> **Given problem**
Report how many lines include the word "вошел", and nothing besides that number.

[Collection entries]
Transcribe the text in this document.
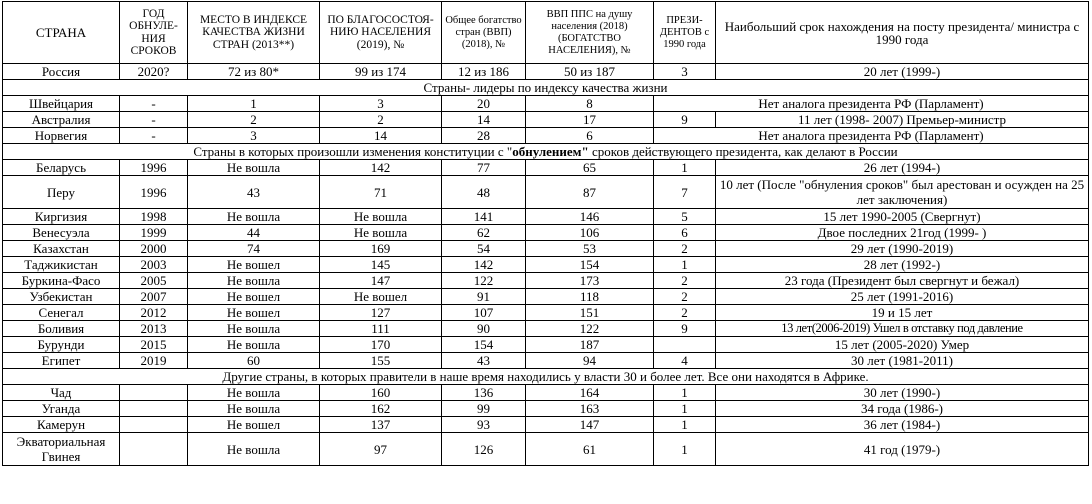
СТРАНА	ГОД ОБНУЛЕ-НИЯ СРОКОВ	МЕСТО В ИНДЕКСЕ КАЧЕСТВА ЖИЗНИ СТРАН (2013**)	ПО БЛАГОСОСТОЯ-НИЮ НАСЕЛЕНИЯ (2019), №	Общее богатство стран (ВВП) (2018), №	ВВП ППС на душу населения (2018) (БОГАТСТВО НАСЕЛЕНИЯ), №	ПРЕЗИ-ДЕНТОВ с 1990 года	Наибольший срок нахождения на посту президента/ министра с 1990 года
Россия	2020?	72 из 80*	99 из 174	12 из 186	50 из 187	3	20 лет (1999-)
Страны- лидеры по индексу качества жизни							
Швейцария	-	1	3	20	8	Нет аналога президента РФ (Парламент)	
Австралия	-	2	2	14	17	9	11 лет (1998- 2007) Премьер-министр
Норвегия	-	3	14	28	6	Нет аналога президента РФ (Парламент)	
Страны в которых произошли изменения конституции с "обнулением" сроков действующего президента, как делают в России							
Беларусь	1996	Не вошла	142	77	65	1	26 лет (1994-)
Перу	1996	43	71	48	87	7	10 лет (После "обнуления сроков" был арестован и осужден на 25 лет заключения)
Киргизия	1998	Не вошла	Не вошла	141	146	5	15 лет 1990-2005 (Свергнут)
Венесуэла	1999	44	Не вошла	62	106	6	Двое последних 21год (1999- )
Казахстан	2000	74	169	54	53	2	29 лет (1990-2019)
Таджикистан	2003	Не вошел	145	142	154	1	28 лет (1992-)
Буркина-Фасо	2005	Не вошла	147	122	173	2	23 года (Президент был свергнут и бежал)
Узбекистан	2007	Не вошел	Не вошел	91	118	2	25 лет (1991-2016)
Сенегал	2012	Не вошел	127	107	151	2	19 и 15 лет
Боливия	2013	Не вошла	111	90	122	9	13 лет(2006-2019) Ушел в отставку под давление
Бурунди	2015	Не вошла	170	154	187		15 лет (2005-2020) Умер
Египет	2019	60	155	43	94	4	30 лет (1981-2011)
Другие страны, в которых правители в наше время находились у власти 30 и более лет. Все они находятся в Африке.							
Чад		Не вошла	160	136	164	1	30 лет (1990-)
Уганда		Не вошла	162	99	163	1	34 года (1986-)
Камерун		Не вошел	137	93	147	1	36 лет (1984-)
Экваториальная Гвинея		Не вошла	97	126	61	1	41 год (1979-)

> **Answer to this problem**
4